Excerpt from a dataset –
::::::

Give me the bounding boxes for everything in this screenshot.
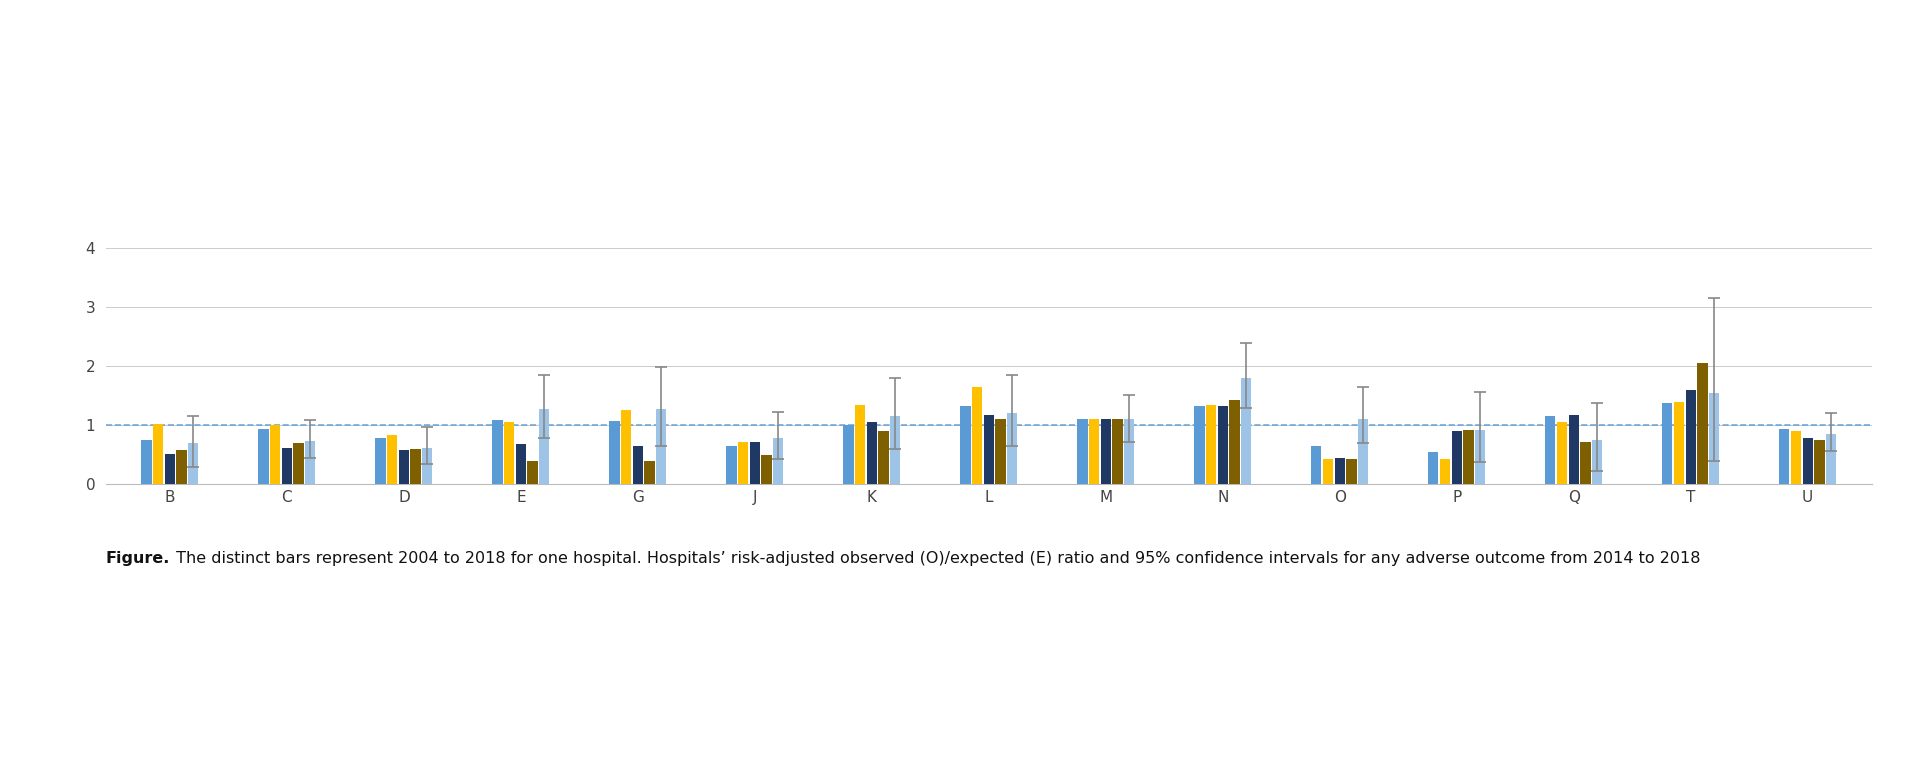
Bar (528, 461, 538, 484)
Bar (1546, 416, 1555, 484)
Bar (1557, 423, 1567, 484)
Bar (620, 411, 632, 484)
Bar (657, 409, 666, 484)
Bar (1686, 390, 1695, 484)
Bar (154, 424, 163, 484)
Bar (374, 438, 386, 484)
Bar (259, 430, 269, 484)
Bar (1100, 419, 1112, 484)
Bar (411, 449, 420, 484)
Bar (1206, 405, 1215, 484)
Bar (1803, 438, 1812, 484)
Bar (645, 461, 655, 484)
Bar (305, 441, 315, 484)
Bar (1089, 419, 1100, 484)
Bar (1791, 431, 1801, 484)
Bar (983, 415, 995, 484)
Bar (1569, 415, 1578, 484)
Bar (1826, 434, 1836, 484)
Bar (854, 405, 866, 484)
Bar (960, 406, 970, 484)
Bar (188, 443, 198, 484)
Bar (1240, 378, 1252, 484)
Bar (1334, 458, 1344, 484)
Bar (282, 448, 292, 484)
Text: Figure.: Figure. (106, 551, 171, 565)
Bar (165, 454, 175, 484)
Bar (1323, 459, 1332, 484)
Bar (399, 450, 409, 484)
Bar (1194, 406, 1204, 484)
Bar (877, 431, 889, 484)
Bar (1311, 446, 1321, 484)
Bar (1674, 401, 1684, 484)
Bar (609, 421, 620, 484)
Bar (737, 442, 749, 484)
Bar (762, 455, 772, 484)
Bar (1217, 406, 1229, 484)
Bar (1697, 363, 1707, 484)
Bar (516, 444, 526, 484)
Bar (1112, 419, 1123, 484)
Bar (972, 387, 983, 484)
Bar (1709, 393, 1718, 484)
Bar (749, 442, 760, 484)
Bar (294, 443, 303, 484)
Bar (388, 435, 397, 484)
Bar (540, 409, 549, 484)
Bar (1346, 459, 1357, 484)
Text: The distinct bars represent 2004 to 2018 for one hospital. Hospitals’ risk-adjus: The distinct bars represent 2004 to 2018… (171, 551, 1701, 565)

::::::

EXERCISE INSTRUCTIONS – Copy out the lines from the one containing "Bar (528, 461, 538, 484)" through the one containing "Bar (1826, 434, 1836, 484)", both included, without changing anything.

EXPECTED ANSWER –
Bar (528, 461, 538, 484)
Bar (1546, 416, 1555, 484)
Bar (1557, 423, 1567, 484)
Bar (620, 411, 632, 484)
Bar (657, 409, 666, 484)
Bar (1686, 390, 1695, 484)
Bar (154, 424, 163, 484)
Bar (374, 438, 386, 484)
Bar (259, 430, 269, 484)
Bar (1100, 419, 1112, 484)
Bar (411, 449, 420, 484)
Bar (1206, 405, 1215, 484)
Bar (1803, 438, 1812, 484)
Bar (645, 461, 655, 484)
Bar (305, 441, 315, 484)
Bar (1089, 419, 1100, 484)
Bar (1791, 431, 1801, 484)
Bar (983, 415, 995, 484)
Bar (1569, 415, 1578, 484)
Bar (1826, 434, 1836, 484)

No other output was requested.